## ROWS

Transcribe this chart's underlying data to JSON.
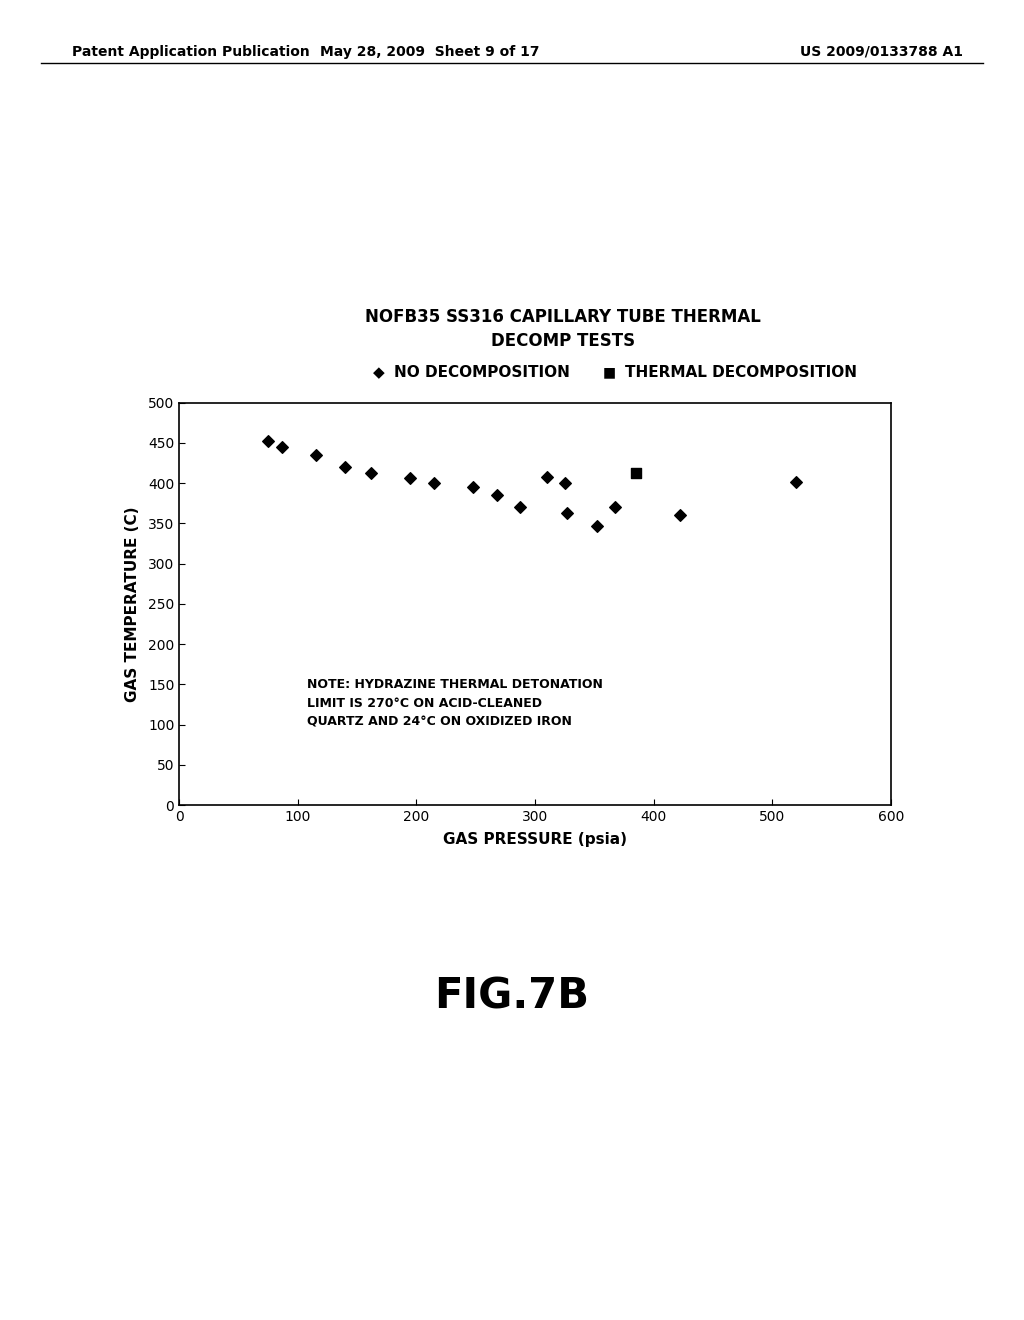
{
  "title_line1": "NOFB35 SS316 CAPILLARY TUBE THERMAL",
  "title_line2": "DECOMP TESTS",
  "xlabel": "GAS PRESSURE (psia)",
  "ylabel": "GAS TEMPERATURE (C)",
  "note": "NOTE: HYDRAZINE THERMAL DETONATION\nLIMIT IS 270°C ON ACID-CLEANED\nQUARTZ AND 24°C ON OXIDIZED IRON",
  "xlim": [
    0,
    600
  ],
  "ylim": [
    0,
    500
  ],
  "xticks": [
    0,
    100,
    200,
    300,
    400,
    500,
    600
  ],
  "yticks": [
    0,
    50,
    100,
    150,
    200,
    250,
    300,
    350,
    400,
    450,
    500
  ],
  "no_decomp_x": [
    75,
    87,
    115,
    140,
    162,
    195,
    215,
    248,
    268,
    287,
    310,
    325,
    327,
    352,
    367,
    422,
    520
  ],
  "no_decomp_y": [
    452,
    445,
    435,
    420,
    412,
    406,
    400,
    395,
    385,
    370,
    408,
    400,
    363,
    347,
    370,
    360,
    402
  ],
  "thermal_decomp_x": [
    385
  ],
  "thermal_decomp_y": [
    412
  ],
  "legend_no_decomp": "NO DECOMPOSITION",
  "legend_thermal_decomp": "THERMAL DECOMPOSITION",
  "fig_label": "FIG.7B",
  "header_left": "Patent Application Publication",
  "header_mid": "May 28, 2009  Sheet 9 of 17",
  "header_right": "US 2009/0133788 A1",
  "background_color": "#ffffff",
  "text_color": "#000000",
  "marker_color": "#000000"
}
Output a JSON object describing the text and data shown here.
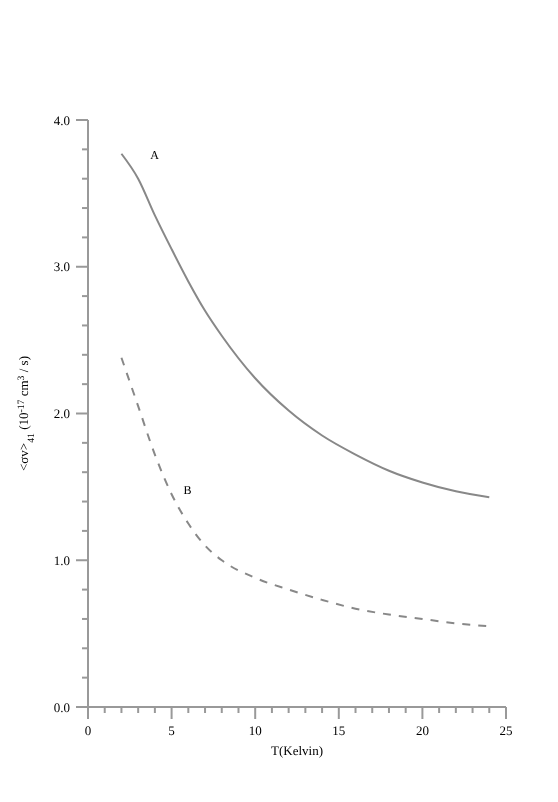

## PROBLEM TO SOLVE
Filter the data, keeping only the lines that contain "DECOMPOSITION".

## CORRECT ANSWER
  "legend_no_decomp": "NO DECOMPOSITION",
  "legend_thermal_decomp": "THERMAL DECOMPOSITION",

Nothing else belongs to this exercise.